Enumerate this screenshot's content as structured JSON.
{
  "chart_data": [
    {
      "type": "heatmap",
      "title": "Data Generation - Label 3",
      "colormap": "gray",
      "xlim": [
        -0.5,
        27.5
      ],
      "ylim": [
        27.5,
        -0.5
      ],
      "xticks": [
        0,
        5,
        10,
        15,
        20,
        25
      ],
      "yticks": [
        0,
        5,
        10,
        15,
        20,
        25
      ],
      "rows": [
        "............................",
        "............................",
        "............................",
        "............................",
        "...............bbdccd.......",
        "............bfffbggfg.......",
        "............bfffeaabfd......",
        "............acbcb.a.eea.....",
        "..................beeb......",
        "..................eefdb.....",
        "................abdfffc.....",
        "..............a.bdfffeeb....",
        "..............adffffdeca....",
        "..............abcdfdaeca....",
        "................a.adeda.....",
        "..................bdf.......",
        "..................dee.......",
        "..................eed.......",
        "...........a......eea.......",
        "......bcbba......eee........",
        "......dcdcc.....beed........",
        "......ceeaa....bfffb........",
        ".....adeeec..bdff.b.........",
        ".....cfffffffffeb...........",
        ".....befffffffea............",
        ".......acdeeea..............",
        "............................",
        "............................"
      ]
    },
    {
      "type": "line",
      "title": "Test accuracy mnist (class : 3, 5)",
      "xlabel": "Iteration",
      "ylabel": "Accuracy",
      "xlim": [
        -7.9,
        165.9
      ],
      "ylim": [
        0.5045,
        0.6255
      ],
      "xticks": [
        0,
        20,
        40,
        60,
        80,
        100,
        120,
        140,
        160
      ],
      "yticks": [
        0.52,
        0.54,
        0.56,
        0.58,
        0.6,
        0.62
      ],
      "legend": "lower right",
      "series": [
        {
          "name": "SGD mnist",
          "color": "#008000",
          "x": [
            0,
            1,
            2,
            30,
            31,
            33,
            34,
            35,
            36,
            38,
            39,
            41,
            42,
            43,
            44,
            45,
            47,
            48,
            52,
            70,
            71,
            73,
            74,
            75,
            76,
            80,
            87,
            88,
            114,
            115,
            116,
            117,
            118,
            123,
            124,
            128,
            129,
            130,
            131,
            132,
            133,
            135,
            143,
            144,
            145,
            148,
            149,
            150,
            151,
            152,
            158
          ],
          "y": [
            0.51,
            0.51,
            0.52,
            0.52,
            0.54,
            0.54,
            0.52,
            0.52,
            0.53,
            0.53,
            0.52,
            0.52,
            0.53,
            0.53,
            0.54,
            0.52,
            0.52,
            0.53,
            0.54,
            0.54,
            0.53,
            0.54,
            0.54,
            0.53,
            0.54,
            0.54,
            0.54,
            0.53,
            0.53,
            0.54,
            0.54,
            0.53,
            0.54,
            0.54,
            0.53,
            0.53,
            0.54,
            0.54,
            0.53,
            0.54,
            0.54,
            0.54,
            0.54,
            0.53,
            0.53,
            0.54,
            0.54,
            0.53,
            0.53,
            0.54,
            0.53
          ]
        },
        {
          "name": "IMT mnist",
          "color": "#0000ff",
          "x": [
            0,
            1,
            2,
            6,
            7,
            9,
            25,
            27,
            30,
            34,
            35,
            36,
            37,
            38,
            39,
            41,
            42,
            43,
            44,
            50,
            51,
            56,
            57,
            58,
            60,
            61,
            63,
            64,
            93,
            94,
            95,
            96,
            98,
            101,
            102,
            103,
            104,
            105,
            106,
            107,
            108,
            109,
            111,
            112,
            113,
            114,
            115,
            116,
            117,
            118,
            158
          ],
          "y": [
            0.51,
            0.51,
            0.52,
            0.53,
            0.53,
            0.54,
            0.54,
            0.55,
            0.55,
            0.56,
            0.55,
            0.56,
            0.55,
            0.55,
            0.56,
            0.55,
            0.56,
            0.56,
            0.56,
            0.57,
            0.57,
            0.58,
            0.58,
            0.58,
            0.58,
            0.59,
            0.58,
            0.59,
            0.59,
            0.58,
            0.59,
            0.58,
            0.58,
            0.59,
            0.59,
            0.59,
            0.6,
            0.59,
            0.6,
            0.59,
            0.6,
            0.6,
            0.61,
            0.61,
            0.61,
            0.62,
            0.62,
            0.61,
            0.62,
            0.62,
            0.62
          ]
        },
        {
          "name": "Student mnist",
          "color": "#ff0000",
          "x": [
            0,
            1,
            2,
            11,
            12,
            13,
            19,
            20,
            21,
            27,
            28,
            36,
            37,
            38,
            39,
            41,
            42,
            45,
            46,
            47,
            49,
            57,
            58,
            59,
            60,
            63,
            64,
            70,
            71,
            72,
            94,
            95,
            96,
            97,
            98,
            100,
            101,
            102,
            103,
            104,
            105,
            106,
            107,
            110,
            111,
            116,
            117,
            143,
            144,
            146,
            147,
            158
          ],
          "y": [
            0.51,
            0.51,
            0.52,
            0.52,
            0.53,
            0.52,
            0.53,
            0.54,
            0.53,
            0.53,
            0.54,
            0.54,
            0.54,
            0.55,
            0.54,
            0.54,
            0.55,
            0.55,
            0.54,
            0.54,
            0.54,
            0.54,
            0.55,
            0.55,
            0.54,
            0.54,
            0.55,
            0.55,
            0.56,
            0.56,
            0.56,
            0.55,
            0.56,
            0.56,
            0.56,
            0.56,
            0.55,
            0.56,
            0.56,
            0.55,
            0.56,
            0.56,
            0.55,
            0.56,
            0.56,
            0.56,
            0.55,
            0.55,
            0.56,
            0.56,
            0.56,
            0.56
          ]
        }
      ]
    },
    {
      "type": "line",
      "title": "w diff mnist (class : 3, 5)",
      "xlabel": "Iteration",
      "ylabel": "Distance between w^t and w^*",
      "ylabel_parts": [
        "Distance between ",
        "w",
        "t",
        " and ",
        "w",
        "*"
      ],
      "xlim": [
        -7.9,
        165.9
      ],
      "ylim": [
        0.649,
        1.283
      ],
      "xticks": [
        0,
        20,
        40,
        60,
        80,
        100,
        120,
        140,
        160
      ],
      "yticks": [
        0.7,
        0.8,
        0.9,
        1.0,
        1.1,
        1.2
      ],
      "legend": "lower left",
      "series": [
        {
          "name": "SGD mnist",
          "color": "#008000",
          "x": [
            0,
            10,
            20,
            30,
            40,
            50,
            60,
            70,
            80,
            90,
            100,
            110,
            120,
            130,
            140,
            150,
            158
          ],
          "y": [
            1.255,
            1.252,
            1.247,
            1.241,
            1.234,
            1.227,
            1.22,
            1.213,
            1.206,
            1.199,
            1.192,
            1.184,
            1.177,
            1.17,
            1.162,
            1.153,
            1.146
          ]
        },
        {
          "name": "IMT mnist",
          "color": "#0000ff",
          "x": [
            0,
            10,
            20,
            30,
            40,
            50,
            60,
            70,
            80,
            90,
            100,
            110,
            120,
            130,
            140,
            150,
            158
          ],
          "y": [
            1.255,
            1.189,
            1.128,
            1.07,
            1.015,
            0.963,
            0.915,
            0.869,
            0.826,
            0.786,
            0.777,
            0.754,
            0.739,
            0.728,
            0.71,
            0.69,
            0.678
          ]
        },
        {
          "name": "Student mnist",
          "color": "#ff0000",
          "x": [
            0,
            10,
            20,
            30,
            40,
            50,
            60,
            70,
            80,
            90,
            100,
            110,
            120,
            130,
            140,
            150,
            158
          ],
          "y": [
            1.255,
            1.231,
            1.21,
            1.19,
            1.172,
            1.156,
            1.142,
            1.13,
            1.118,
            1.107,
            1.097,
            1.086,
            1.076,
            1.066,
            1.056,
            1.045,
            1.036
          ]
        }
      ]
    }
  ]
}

================================

Your goal: Write an exact transcription of every entry above.

Exercise answer:
Enumerate this screenshot's content as structured JSON.
{
  "chart_data": [
    {
      "type": "heatmap",
      "title": "Data Generation - Label 3",
      "colormap": "gray",
      "xlim": [
        -0.5,
        27.5
      ],
      "ylim": [
        27.5,
        -0.5
      ],
      "xticks": [
        0,
        5,
        10,
        15,
        20,
        25
      ],
      "yticks": [
        0,
        5,
        10,
        15,
        20,
        25
      ],
      "rows": [
        "............................",
        "............................",
        "............................",
        "............................",
        "...............bbdccd.......",
        "............bfffbggfg.......",
        "............bfffeaabfd......",
        "............acbcb.a.eea.....",
        "..................beeb......",
        "..................eefdb.....",
        "................abdfffc.....",
        "..............a.bdfffeeb....",
        "..............adffffdeca....",
        "..............abcdfdaeca....",
        "................a.adeda.....",
        "..................bdf.......",
        "..................dee.......",
        "..................eed.......",
        "...........a......eea.......",
        "......bcbba......eee........",
        "......dcdcc.....beed........",
        "......ceeaa....bfffb........",
        ".....adeeec..bdff.b.........",
        ".....cfffffffffeb...........",
        ".....befffffffea............",
        ".......acdeeea..............",
        "............................",
        "............................"
      ]
    },
    {
      "type": "line",
      "title": "Test accuracy mnist (class : 3, 5)",
      "xlabel": "Iteration",
      "ylabel": "Accuracy",
      "xlim": [
        -7.9,
        165.9
      ],
      "ylim": [
        0.5045,
        0.6255
      ],
      "xticks": [
        0,
        20,
        40,
        60,
        80,
        100,
        120,
        140,
        160
      ],
      "yticks": [
        0.52,
        0.54,
        0.56,
        0.58,
        0.6,
        0.62
      ],
      "legend": "lower right",
      "series": [
        {
          "name": "SGD mnist",
          "color": "#008000",
          "x": [
            0,
            1,
            2,
            30,
            31,
            33,
            34,
            35,
            36,
            38,
            39,
            41,
            42,
            43,
            44,
            45,
            47,
            48,
            52,
            70,
            71,
            73,
            74,
            75,
            76,
            80,
            87,
            88,
            114,
            115,
            116,
            117,
            118,
            123,
            124,
            128,
            129,
            130,
            131,
            132,
            133,
            135,
            143,
            144,
            145,
            148,
            149,
            150,
            151,
            152,
            158
          ],
          "y": [
            0.51,
            0.51,
            0.52,
            0.52,
            0.54,
            0.54,
            0.52,
            0.52,
            0.53,
            0.53,
            0.52,
            0.52,
            0.53,
            0.53,
            0.54,
            0.52,
            0.52,
            0.53,
            0.54,
            0.54,
            0.53,
            0.54,
            0.54,
            0.53,
            0.54,
            0.54,
            0.54,
            0.53,
            0.53,
            0.54,
            0.54,
            0.53,
            0.54,
            0.54,
            0.53,
            0.53,
            0.54,
            0.54,
            0.53,
            0.54,
            0.54,
            0.54,
            0.54,
            0.53,
            0.53,
            0.54,
            0.54,
            0.53,
            0.53,
            0.54,
            0.53
          ]
        },
        {
          "name": "IMT mnist",
          "color": "#0000ff",
          "x": [
            0,
            1,
            2,
            6,
            7,
            9,
            25,
            27,
            30,
            34,
            35,
            36,
            37,
            38,
            39,
            41,
            42,
            43,
            44,
            50,
            51,
            56,
            57,
            58,
            60,
            61,
            63,
            64,
            93,
            94,
            95,
            96,
            98,
            101,
            102,
            103,
            104,
            105,
            106,
            107,
            108,
            109,
            111,
            112,
            113,
            114,
            115,
            116,
            117,
            118,
            158
          ],
          "y": [
            0.51,
            0.51,
            0.52,
            0.53,
            0.53,
            0.54,
            0.54,
            0.55,
            0.55,
            0.56,
            0.55,
            0.56,
            0.55,
            0.55,
            0.56,
            0.55,
            0.56,
            0.56,
            0.56,
            0.57,
            0.57,
            0.58,
            0.58,
            0.58,
            0.58,
            0.59,
            0.58,
            0.59,
            0.59,
            0.58,
            0.59,
            0.58,
            0.58,
            0.59,
            0.59,
            0.59,
            0.6,
            0.59,
            0.6,
            0.59,
            0.6,
            0.6,
            0.61,
            0.61,
            0.61,
            0.62,
            0.62,
            0.61,
            0.62,
            0.62,
            0.62
          ]
        },
        {
          "name": "Student mnist",
          "color": "#ff0000",
          "x": [
            0,
            1,
            2,
            11,
            12,
            13,
            19,
            20,
            21,
            27,
            28,
            36,
            37,
            38,
            39,
            41,
            42,
            45,
            46,
            47,
            49,
            57,
            58,
            59,
            60,
            63,
            64,
            70,
            71,
            72,
            94,
            95,
            96,
            97,
            98,
            100,
            101,
            102,
            103,
            104,
            105,
            106,
            107,
            110,
            111,
            116,
            117,
            143,
            144,
            146,
            147,
            158
          ],
          "y": [
            0.51,
            0.51,
            0.52,
            0.52,
            0.53,
            0.52,
            0.53,
            0.54,
            0.53,
            0.53,
            0.54,
            0.54,
            0.54,
            0.55,
            0.54,
            0.54,
            0.55,
            0.55,
            0.54,
            0.54,
            0.54,
            0.54,
            0.55,
            0.55,
            0.54,
            0.54,
            0.55,
            0.55,
            0.56,
            0.56,
            0.56,
            0.55,
            0.56,
            0.56,
            0.56,
            0.56,
            0.55,
            0.56,
            0.56,
            0.55,
            0.56,
            0.56,
            0.55,
            0.56,
            0.56,
            0.56,
            0.55,
            0.55,
            0.56,
            0.56,
            0.56,
            0.56
          ]
        }
      ]
    },
    {
      "type": "line",
      "title": "w diff mnist (class : 3, 5)",
      "xlabel": "Iteration",
      "ylabel": "Distance between w^t and w^*",
      "ylabel_parts": [
        "Distance between ",
        "w",
        "t",
        " and ",
        "w",
        "*"
      ],
      "xlim": [
        -7.9,
        165.9
      ],
      "ylim": [
        0.649,
        1.283
      ],
      "xticks": [
        0,
        20,
        40,
        60,
        80,
        100,
        120,
        140,
        160
      ],
      "yticks": [
        0.7,
        0.8,
        0.9,
        1.0,
        1.1,
        1.2
      ],
      "legend": "lower left",
      "series": [
        {
          "name": "SGD mnist",
          "color": "#008000",
          "x": [
            0,
            10,
            20,
            30,
            40,
            50,
            60,
            70,
            80,
            90,
            100,
            110,
            120,
            130,
            140,
            150,
            158
          ],
          "y": [
            1.255,
            1.252,
            1.247,
            1.241,
            1.234,
            1.227,
            1.22,
            1.213,
            1.206,
            1.199,
            1.192,
            1.184,
            1.177,
            1.17,
            1.162,
            1.153,
            1.146
          ]
        },
        {
          "name": "IMT mnist",
          "color": "#0000ff",
          "x": [
            0,
            10,
            20,
            30,
            40,
            50,
            60,
            70,
            80,
            90,
            100,
            110,
            120,
            130,
            140,
            150,
            158
          ],
          "y": [
            1.255,
            1.189,
            1.128,
            1.07,
            1.015,
            0.963,
            0.915,
            0.869,
            0.826,
            0.786,
            0.777,
            0.754,
            0.739,
            0.728,
            0.71,
            0.69,
            0.678
          ]
        },
        {
          "name": "Student mnist",
          "color": "#ff0000",
          "x": [
            0,
            10,
            20,
            30,
            40,
            50,
            60,
            70,
            80,
            90,
            100,
            110,
            120,
            130,
            140,
            150,
            158
          ],
          "y": [
            1.255,
            1.231,
            1.21,
            1.19,
            1.172,
            1.156,
            1.142,
            1.13,
            1.118,
            1.107,
            1.097,
            1.086,
            1.076,
            1.066,
            1.056,
            1.045,
            1.036
          ]
        }
      ]
    }
  ]
}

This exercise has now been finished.